• _Data for processing_
--------------------
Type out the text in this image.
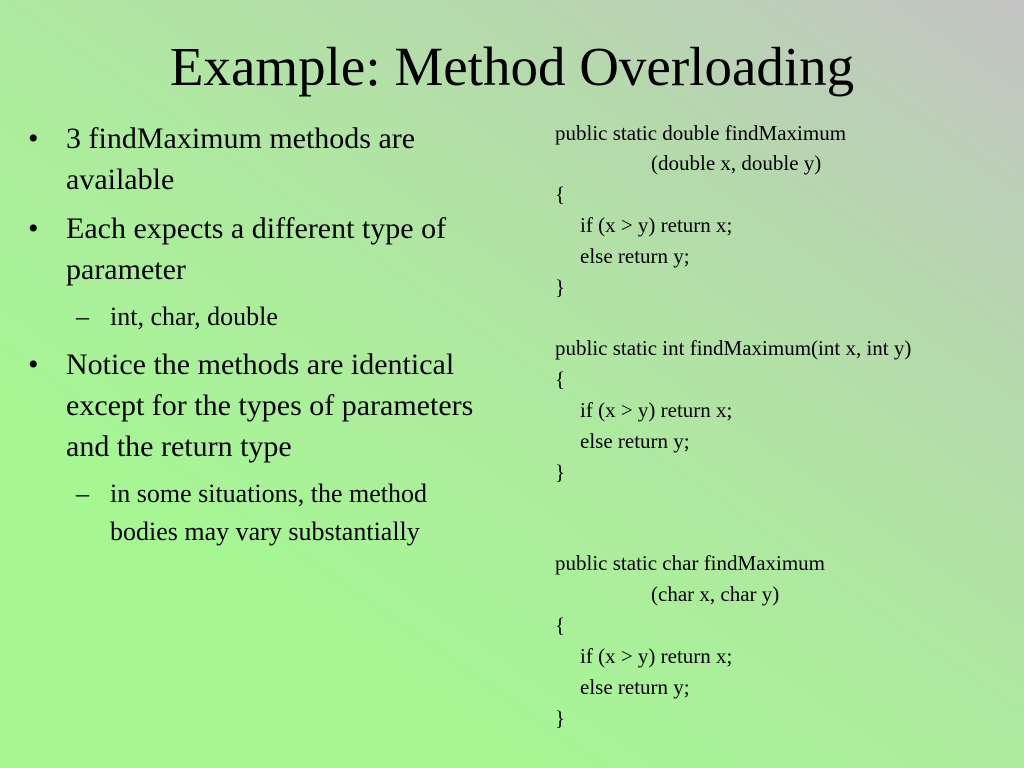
Example: Method Overloading
• 3 findMaximum methods are available
• Each expects a different type of parameter
– int, char, double
• Notice the methods are identical except for the types of parameters and the return type
– in some situations, the method bodies may vary substantially
public static double findMaximum
(double x, double y)
{
if (x > y) return x;
else return y;
}
public static int findMaximum(int x, int y)
{
if (x > y) return x;
else return y;
}
public static char findMaximum
(char x, char y)
{
if (x > y) return x;
else return y;
}
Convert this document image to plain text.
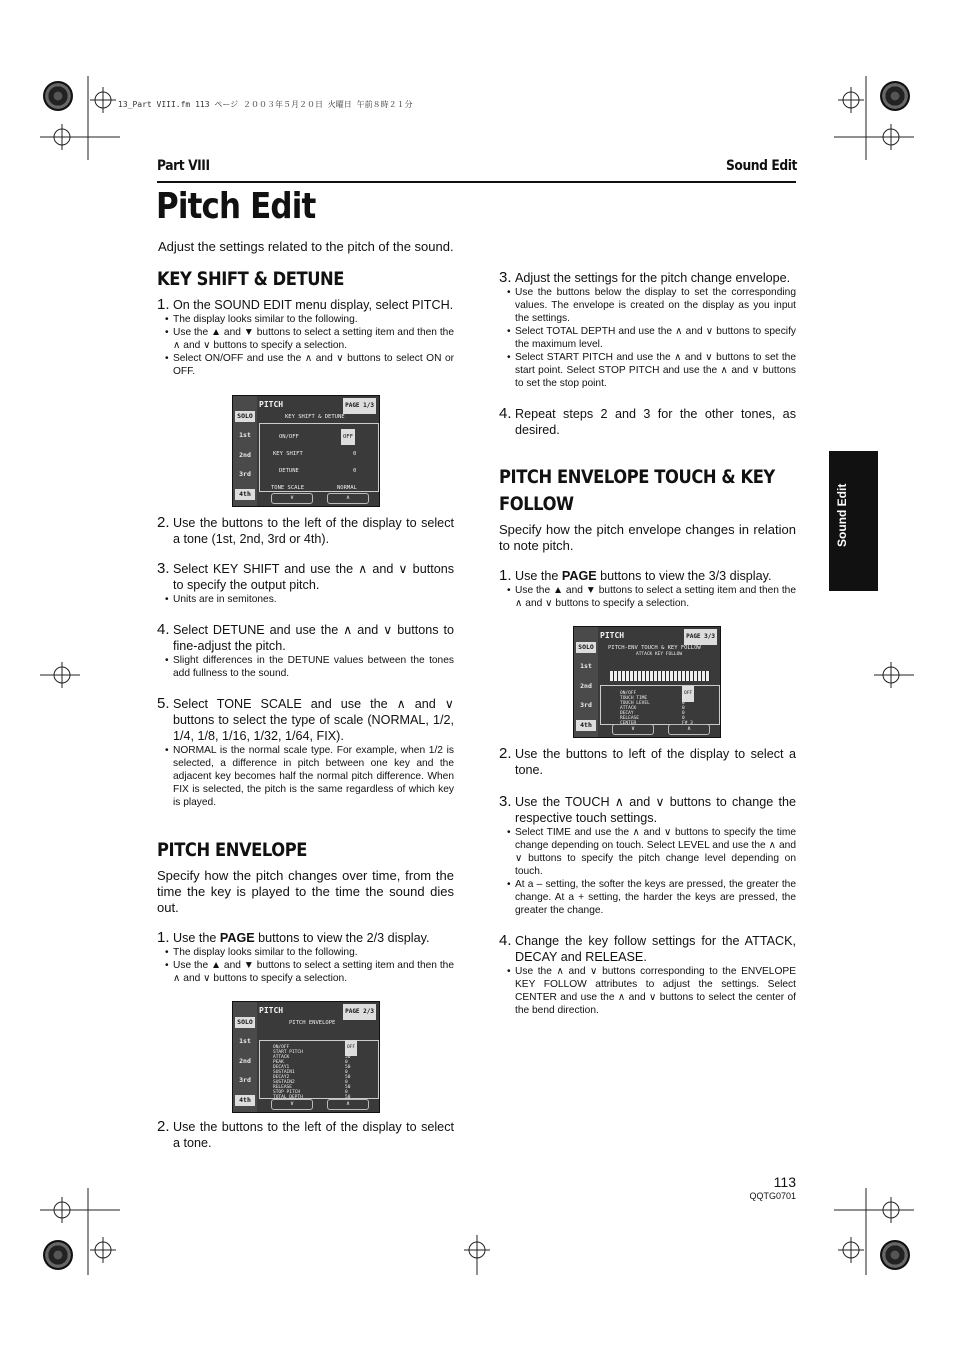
13_Part VIII.fm 113 ページ ２００３年５月２０日 火曜日 午前８時２１分
Part VIII	Sound Edit
Pitch Edit
Adjust the settings related to the pitch of the sound.
KEY SHIFT & DETUNE
1. On the SOUND EDIT menu display, select PITCH.
• The display looks similar to the following.
• Use the ▲ and ▼ buttons to select a setting item and then the ∧ and ∨ buttons to specify a selection.
• Select ON/OFF and use the ∧ and ∨ buttons to select ON or OFF.
SOLO
1st
2nd
3rd
4th
PITCH	PAGE 1/3
KEY SHIFT & DETUNE
ON/OFF	OFF
KEY SHIFT	0
DETUNE	0
TONE SCALE	NORMAL
∨	∧
2. Use the buttons to the left of the display to select a tone (1st, 2nd, 3rd or 4th).
3. Select KEY SHIFT and use the ∧ and ∨ buttons to specify the output pitch.
• Units are in semitones.
4. Select DETUNE and use the ∧ and ∨ buttons to fine-adjust the pitch.
• Slight differences in the DETUNE values between the tones add fullness to the sound.
5. Select TONE SCALE and use the ∧ and ∨ buttons to select the type of scale (NORMAL, 1/2, 1/4, 1/8, 1/16, 1/32, 1/64, FIX).
• NORMAL is the normal scale type. For example, when 1/2 is selected, a difference in pitch between one key and the adjacent key becomes half the normal pitch difference. When FIX is selected, the pitch is the same regardless of which key is played.
PITCH ENVELOPE
Specify how the pitch changes over time, from the time the key is played to the time the sound dies out.
1. Use the PAGE buttons to view the 2/3 display.
• The display looks similar to the following.
• Use the ▲ and ▼ buttons to select a setting item and then the ∧ and ∨ buttons to specify a selection.
SOLO
1st
2nd
3rd
4th
PITCH	PAGE 2/3
PITCH ENVELOPE
∨	∧
ON/OFF	OFF
START PITCH	0
ATTACK	50
PEAK	0
DECAY1	50
SUSTAIN1	0
DECAY2	50
SUSTAIN2	0
RELEASE	50
STOP PITCH	0
TOTAL DEPTH	50
2. Use the buttons to the left of the display to select a tone.
3. Adjust the settings for the pitch change envelope.
• Use the buttons below the display to set the corresponding values. The envelope is created on the display as you input the settings.
• Select TOTAL DEPTH and use the ∧ and ∨ buttons to specify the maximum level.
• Select START PITCH and use the ∧ and ∨ buttons to set the start point. Select STOP PITCH and use the ∧ and ∨ buttons to set the stop point.
4. Repeat steps 2 and 3 for the other tones, as desired.
PITCH ENVELOPE TOUCH & KEY
FOLLOW
Specify how the pitch envelope changes in relation to note pitch.
1. Use the PAGE buttons to view the 3/3 display.
• Use the ▲ and ▼ buttons to select a setting item and then the ∧ and ∨ buttons to specify a selection.
SOLO
1st
2nd
3rd
4th
PITCH	PAGE 3/3
PITCH-ENV TOUCH & KEY FOLLOW
ATTACK KEY FOLLOW
∨	∧
ON/OFF	OFF
TOUCH TIME	0
TOUCH LEVEL	0
ATTACK	0
DECAY	0
RELEASE	0
CENTER	F# 3
2. Use the buttons to left of the display to select a tone.
3. Use the TOUCH ∧ and ∨ buttons to change the respective touch settings.
• Select TIME and use the ∧ and ∨ buttons to specify the time change depending on touch. Select LEVEL and use the ∧ and ∨ buttons to specify the pitch change level depending on touch.
• At a – setting, the softer the keys are pressed, the greater the change. At a + setting, the harder the keys are pressed, the greater the change.
4. Change the key follow settings for the ATTACK, DECAY and RELEASE.
• Use the ∧ and ∨ buttons corresponding to the ENVELOPE KEY FOLLOW attributes to adjust the settings. Select CENTER and use the ∧ and ∨ buttons to select the center of the bend direction.
Sound Edit
113
QQTG0701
--------------------
Pick out lines containing the word "findMaximum", each one as written.

• _Solution to the problem_
• 3 findMaximum methods are available
public static double findMaximum
public static int findMaximum(int x, int y)
public static char findMaximum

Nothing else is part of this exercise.